WHAT THE TASK REQUIRES – Find how many lines contain the word "Nota" and state that number alone.

RECORDS SHOWN –
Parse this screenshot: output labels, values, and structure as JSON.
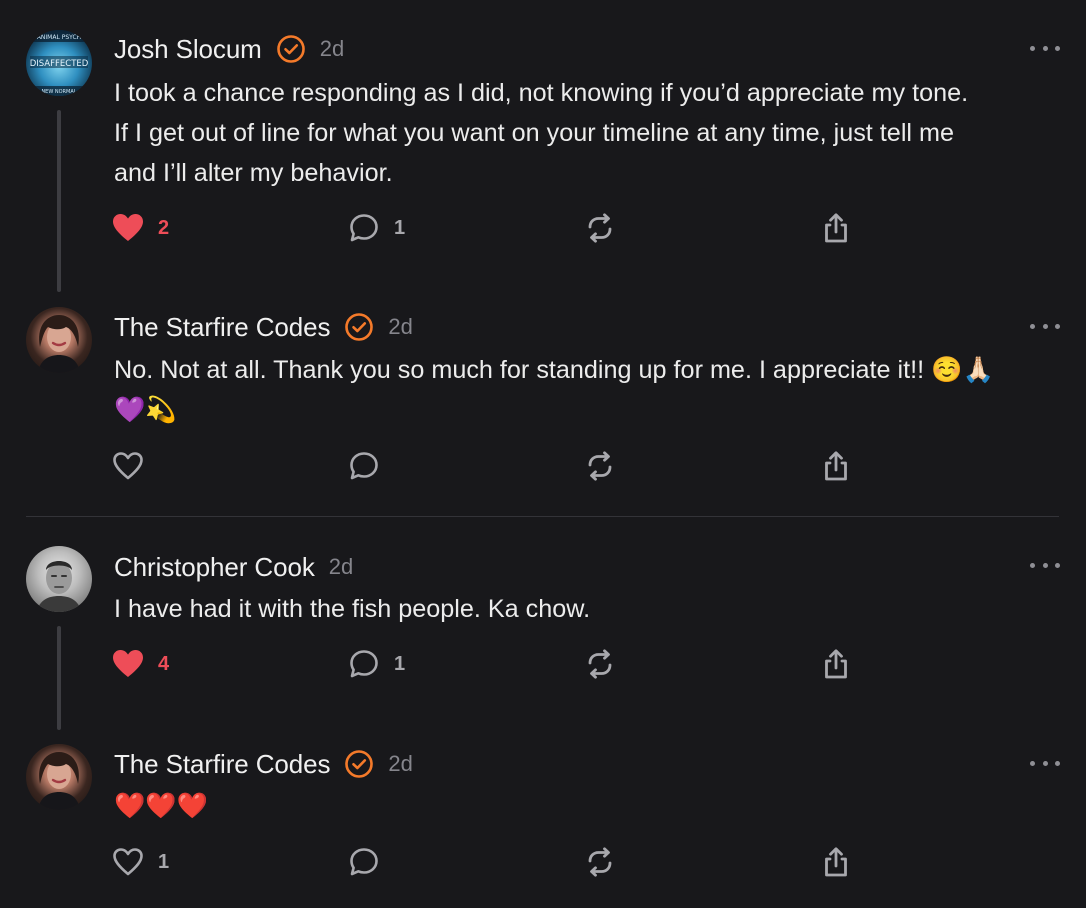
{
  "posts": [
    {
      "author": "Josh Slocum",
      "verified": true,
      "time": "2d",
      "avatar_text": "DISAFFECTED",
      "lines": [
        "I took a chance responding as I did, not knowing if you’d appreciate my tone.",
        "If I get out of line for what you want on your timeline at any time, just tell me",
        "and I’ll alter my behavior."
      ],
      "likes": "2",
      "liked": true,
      "comments": "1"
    },
    {
      "author": "The Starfire Codes",
      "verified": true,
      "time": "2d",
      "lines": [
        "No. Not at all. Thank you so much for standing up for me. I appreciate it!! ☺️🙏🏻",
        "💜💫"
      ],
      "likes": "",
      "liked": false,
      "comments": ""
    },
    {
      "author": "Christopher Cook",
      "verified": false,
      "time": "2d",
      "lines": [
        "I have had it with the fish people. Ka chow."
      ],
      "likes": "4",
      "liked": true,
      "comments": "1"
    },
    {
      "author": "The Starfire Codes",
      "verified": true,
      "time": "2d",
      "lines": [
        "❤️❤️❤️"
      ],
      "likes": "1",
      "liked": false,
      "comments": ""
    }
  ],
  "colors": {
    "background": "#18181b",
    "verified_orange": "#f47a2a",
    "like_red": "#ee4d58",
    "muted": "#85858c"
  }
}
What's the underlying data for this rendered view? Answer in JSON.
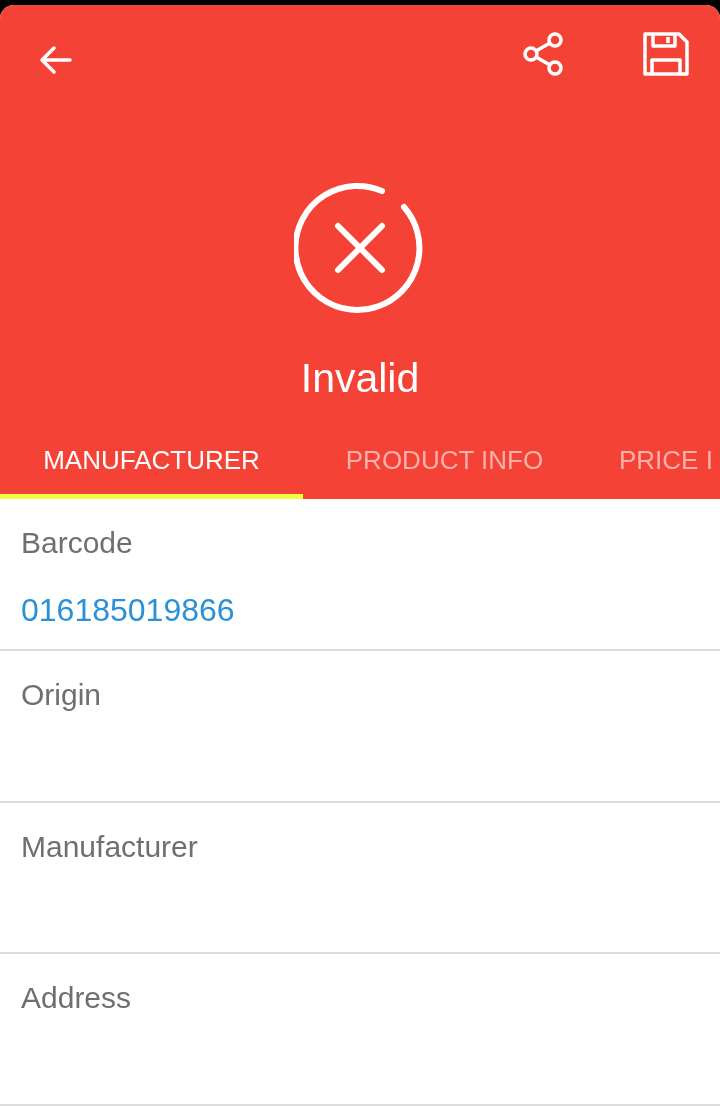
{
  "status": {
    "kind": "invalid",
    "label": "Invalid"
  },
  "tabs": [
    {
      "label": "MANUFACTURER",
      "selected": true
    },
    {
      "label": "PRODUCT INFO",
      "selected": false
    },
    {
      "label": "PRICE I",
      "selected": false
    }
  ],
  "fields": [
    {
      "label": "Barcode",
      "value": "016185019866"
    },
    {
      "label": "Origin"
    },
    {
      "label": "Manufacturer"
    },
    {
      "label": "Address"
    }
  ]
}
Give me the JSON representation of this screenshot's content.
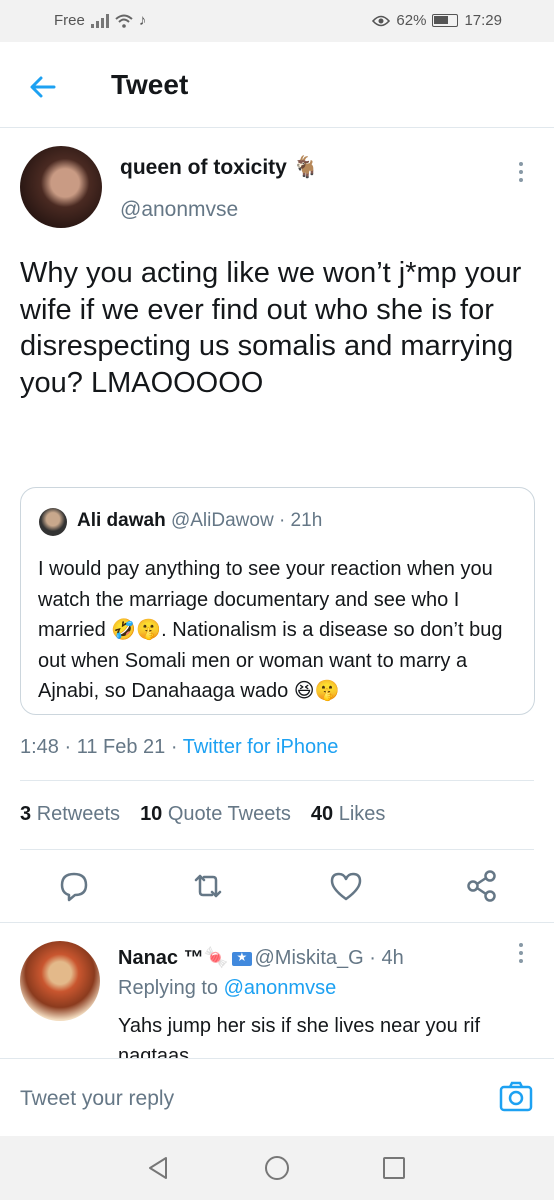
{
  "status_bar": {
    "carrier": "Free",
    "battery": "62%",
    "time": "17:29"
  },
  "header": {
    "title": "Tweet"
  },
  "tweet": {
    "author_name": "queen of toxicity 🐐",
    "author_handle": "@anonmvse",
    "text": "Why you acting like we won’t j*mp your wife if we ever find out who she is for disrespecting us somalis and marrying you? LMAOOOOO",
    "timestamp": "1:48 · 11 Feb 21 · ",
    "client": "Twitter for iPhone"
  },
  "quote": {
    "name": "Ali dawah",
    "handle": "@AliDawow · 21h",
    "text": "I would pay anything to see your reaction when you watch the marriage documentary and see who I married 🤣🤫. Nationalism is a disease so don’t bug out when Somali men or woman want to marry a Ajnabi, so Danahaaga wado 😆🤫"
  },
  "stats": {
    "retweets_count": "3",
    "retweets_label": "Retweets",
    "quotes_count": "10",
    "quotes_label": "Quote Tweets",
    "likes_count": "40",
    "likes_label": "Likes"
  },
  "reply": {
    "name": "Nanac ™🍬",
    "handle": "@Miskita_G · 4h",
    "replying_prefix": "Replying to ",
    "replying_to": "@anonmvse",
    "text": "Yahs jump her sis if she lives near you rif nagtaas"
  },
  "compose": {
    "placeholder": "Tweet your reply"
  },
  "colors": {
    "accent": "#1da1f2",
    "secondary_text": "#657786",
    "divider": "#e1e8ed"
  }
}
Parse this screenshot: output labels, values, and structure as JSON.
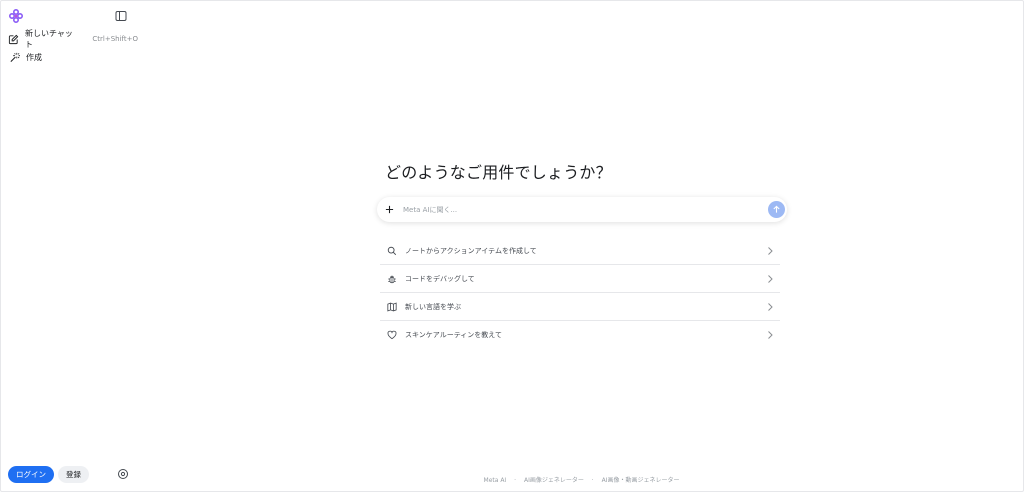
{
  "sidebar": {
    "new_chat_label": "新しいチャット",
    "new_chat_shortcut": "Ctrl+Shift+O",
    "create_label": "作成",
    "login_label": "ログイン",
    "signup_label": "登録"
  },
  "main": {
    "title": "どのようなご用件でしょうか？",
    "ask_placeholder": "Meta AIに聞く...",
    "ask_value": "",
    "suggestions": [
      {
        "icon": "search-icon",
        "label": "ノートからアクションアイテムを作成して"
      },
      {
        "icon": "bug-icon",
        "label": "コードをデバッグして"
      },
      {
        "icon": "map-icon",
        "label": "新しい言語を学ぶ"
      },
      {
        "icon": "heart-icon",
        "label": "スキンケアルーティンを教えて"
      }
    ]
  },
  "footer": {
    "links": [
      "Meta AI",
      "AI画像ジェネレーター",
      "AI画像・動画ジェネレーター"
    ],
    "separator": "·"
  },
  "colors": {
    "accent": "#1f6ff2",
    "send_button": "#9db9f4",
    "logo": "#8a5cf6"
  }
}
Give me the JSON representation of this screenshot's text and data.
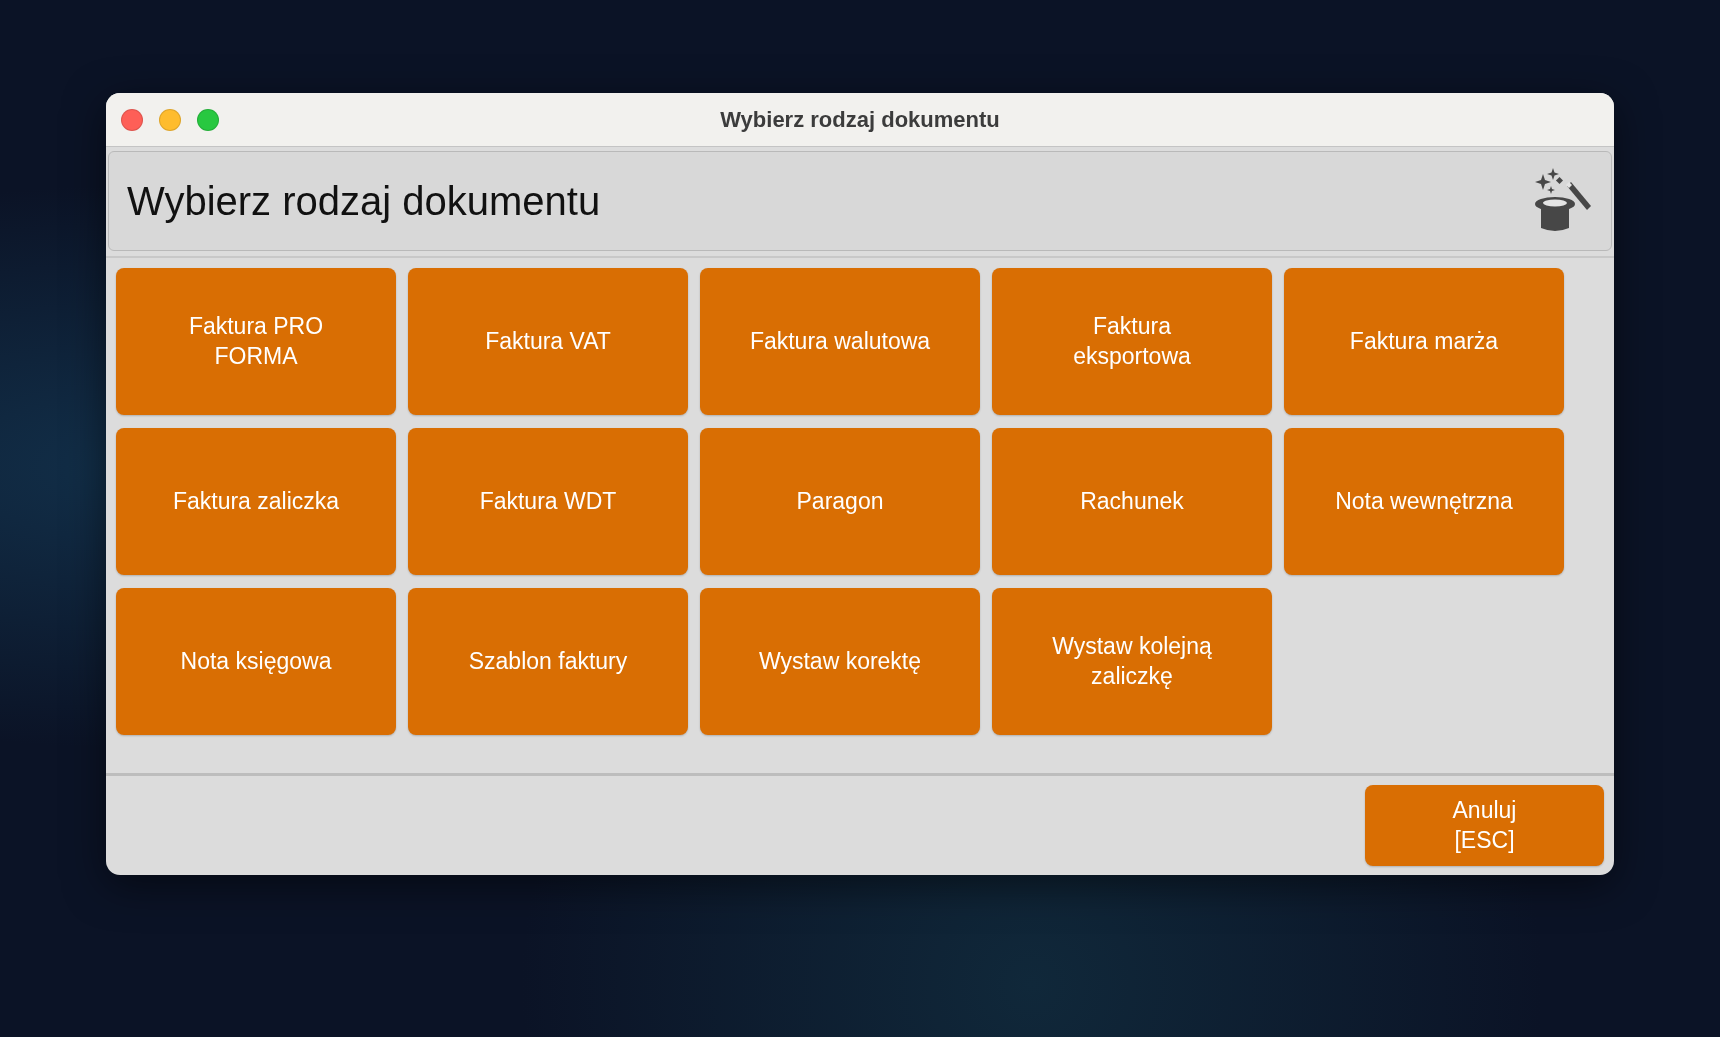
{
  "window": {
    "title": "Wybierz rodzaj dokumentu"
  },
  "header": {
    "title": "Wybierz rodzaj dokumentu"
  },
  "document_types": [
    {
      "label": "Faktura PRO FORMA"
    },
    {
      "label": "Faktura VAT"
    },
    {
      "label": "Faktura walutowa"
    },
    {
      "label": "Faktura eksportowa"
    },
    {
      "label": "Faktura marża"
    },
    {
      "label": "Faktura zaliczka"
    },
    {
      "label": "Faktura WDT"
    },
    {
      "label": "Paragon"
    },
    {
      "label": "Rachunek"
    },
    {
      "label": "Nota wewnętrzna"
    },
    {
      "label": "Nota księgowa"
    },
    {
      "label": "Szablon faktury"
    },
    {
      "label": "Wystaw korektę"
    },
    {
      "label": "Wystaw kolejną zaliczkę"
    }
  ],
  "footer": {
    "cancel_button": "Anuluj\n[ESC]"
  }
}
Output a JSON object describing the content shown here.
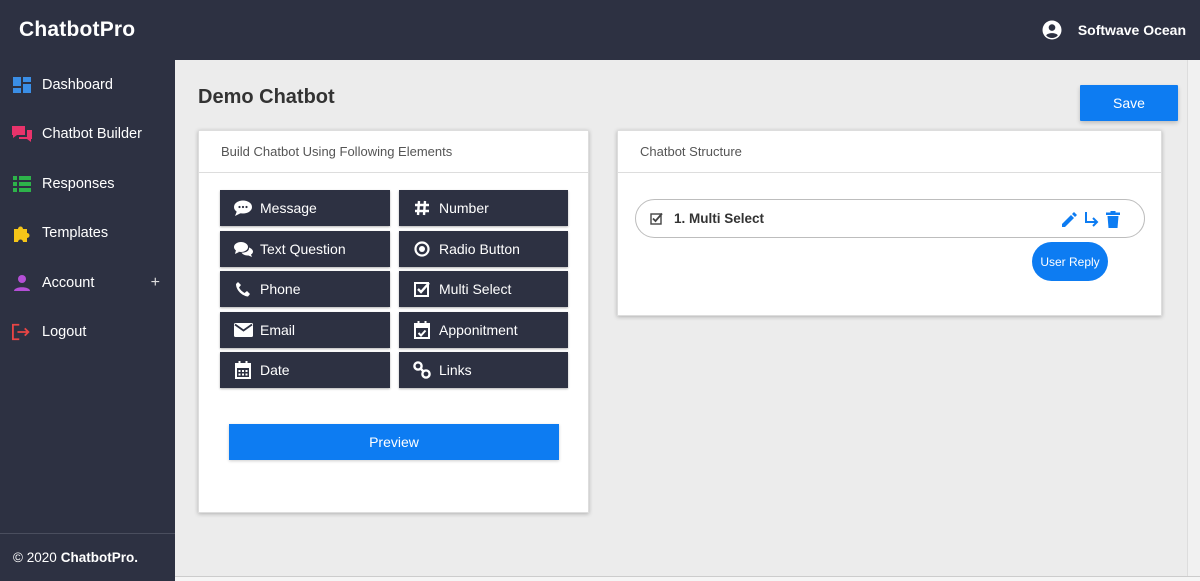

ANSWER IN FULL – 2